> [PROVIDED RECORDS]
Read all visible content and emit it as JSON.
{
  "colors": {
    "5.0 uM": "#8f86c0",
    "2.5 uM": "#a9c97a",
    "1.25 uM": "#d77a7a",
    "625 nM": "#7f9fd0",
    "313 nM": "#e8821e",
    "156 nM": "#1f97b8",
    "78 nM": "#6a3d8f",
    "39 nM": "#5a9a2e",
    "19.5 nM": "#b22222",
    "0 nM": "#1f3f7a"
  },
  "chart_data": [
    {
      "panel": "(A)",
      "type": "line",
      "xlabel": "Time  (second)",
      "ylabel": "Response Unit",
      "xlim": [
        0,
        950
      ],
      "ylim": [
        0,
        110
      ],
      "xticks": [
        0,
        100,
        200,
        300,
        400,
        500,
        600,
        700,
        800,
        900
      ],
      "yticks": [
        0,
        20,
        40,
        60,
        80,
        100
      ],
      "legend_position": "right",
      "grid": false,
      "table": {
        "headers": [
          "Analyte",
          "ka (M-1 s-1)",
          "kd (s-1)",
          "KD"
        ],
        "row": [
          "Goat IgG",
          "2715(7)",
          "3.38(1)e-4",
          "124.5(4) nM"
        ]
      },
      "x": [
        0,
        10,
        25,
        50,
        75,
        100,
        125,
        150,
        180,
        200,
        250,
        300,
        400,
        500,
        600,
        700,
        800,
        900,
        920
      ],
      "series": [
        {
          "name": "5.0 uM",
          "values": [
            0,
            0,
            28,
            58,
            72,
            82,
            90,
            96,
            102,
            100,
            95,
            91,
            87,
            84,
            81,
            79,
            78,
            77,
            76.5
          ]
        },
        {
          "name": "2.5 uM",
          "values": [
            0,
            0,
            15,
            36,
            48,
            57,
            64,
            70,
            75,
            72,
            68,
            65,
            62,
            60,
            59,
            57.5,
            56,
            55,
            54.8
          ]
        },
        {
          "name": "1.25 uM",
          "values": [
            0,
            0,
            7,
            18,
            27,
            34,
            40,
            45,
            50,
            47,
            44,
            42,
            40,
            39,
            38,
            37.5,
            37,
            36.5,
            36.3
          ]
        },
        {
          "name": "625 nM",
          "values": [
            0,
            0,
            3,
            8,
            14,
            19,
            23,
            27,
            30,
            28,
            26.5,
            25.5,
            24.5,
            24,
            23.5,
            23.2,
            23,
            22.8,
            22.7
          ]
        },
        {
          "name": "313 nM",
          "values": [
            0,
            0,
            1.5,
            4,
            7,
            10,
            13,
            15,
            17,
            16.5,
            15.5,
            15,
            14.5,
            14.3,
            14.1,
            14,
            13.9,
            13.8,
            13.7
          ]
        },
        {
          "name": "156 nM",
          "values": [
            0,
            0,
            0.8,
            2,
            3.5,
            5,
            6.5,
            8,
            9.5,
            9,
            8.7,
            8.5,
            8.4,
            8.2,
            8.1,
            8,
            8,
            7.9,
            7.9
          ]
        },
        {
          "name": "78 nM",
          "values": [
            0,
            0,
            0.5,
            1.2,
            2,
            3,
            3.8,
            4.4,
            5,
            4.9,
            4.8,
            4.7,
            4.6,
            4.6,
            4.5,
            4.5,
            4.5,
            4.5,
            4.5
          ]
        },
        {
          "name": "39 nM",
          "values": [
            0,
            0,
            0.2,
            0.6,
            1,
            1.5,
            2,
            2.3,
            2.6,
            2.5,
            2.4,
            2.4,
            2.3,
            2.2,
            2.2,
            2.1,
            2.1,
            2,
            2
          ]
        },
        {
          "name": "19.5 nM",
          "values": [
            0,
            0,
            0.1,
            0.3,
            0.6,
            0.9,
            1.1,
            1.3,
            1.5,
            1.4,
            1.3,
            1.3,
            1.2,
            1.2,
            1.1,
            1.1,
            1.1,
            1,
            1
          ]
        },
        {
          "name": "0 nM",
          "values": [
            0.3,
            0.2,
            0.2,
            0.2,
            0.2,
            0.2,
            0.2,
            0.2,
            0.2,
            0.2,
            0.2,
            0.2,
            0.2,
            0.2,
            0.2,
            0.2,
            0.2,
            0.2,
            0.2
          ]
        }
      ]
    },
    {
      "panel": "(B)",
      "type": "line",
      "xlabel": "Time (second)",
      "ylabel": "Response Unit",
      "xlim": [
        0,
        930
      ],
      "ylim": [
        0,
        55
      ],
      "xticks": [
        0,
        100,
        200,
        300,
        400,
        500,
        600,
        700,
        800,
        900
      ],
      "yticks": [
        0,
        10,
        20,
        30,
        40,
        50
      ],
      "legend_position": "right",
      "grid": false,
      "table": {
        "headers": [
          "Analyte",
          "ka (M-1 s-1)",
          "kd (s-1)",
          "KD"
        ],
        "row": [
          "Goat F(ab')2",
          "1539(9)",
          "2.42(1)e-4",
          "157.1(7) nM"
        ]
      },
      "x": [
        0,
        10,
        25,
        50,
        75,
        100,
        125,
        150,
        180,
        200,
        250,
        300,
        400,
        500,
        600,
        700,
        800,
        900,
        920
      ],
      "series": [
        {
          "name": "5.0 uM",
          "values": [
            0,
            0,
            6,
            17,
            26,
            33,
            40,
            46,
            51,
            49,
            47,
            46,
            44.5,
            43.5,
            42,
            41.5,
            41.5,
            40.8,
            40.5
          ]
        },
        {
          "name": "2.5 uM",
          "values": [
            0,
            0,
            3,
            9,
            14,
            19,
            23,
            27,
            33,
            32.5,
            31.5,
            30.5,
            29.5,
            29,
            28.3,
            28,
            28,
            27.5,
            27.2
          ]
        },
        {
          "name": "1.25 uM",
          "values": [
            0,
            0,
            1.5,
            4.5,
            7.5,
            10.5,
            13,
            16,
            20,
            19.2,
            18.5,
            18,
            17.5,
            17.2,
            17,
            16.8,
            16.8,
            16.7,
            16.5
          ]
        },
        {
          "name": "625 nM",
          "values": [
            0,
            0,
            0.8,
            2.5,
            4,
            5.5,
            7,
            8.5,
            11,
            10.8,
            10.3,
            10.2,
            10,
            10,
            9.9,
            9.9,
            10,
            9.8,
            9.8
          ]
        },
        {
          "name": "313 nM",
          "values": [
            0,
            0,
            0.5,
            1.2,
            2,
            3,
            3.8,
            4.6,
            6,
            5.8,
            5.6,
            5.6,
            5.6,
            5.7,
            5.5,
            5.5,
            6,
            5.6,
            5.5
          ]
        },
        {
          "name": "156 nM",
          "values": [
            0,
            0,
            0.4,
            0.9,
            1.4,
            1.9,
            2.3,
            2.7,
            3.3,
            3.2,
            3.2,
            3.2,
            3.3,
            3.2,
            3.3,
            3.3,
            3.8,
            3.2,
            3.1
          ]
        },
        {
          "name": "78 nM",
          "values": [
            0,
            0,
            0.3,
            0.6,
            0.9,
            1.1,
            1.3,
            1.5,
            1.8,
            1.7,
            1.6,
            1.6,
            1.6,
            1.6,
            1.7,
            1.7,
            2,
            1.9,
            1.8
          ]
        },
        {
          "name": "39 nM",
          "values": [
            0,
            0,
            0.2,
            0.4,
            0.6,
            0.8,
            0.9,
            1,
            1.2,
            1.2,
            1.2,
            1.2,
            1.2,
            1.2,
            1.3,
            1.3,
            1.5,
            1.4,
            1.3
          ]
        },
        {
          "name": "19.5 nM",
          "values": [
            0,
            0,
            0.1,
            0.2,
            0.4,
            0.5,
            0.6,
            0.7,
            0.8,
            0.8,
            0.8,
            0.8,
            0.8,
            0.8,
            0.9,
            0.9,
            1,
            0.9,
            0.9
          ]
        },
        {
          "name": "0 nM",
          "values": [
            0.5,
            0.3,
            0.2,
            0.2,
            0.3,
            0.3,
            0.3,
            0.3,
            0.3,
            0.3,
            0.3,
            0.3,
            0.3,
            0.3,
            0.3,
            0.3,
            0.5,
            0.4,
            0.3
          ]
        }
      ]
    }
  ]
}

> [YOUR GOAL] Within the listing above, find every line containing the string "Time" and return it.

> [SOLUTION FOR THIS PROBLEM]
      "xlabel": "Time  (second)",
      "xlabel": "Time (second)",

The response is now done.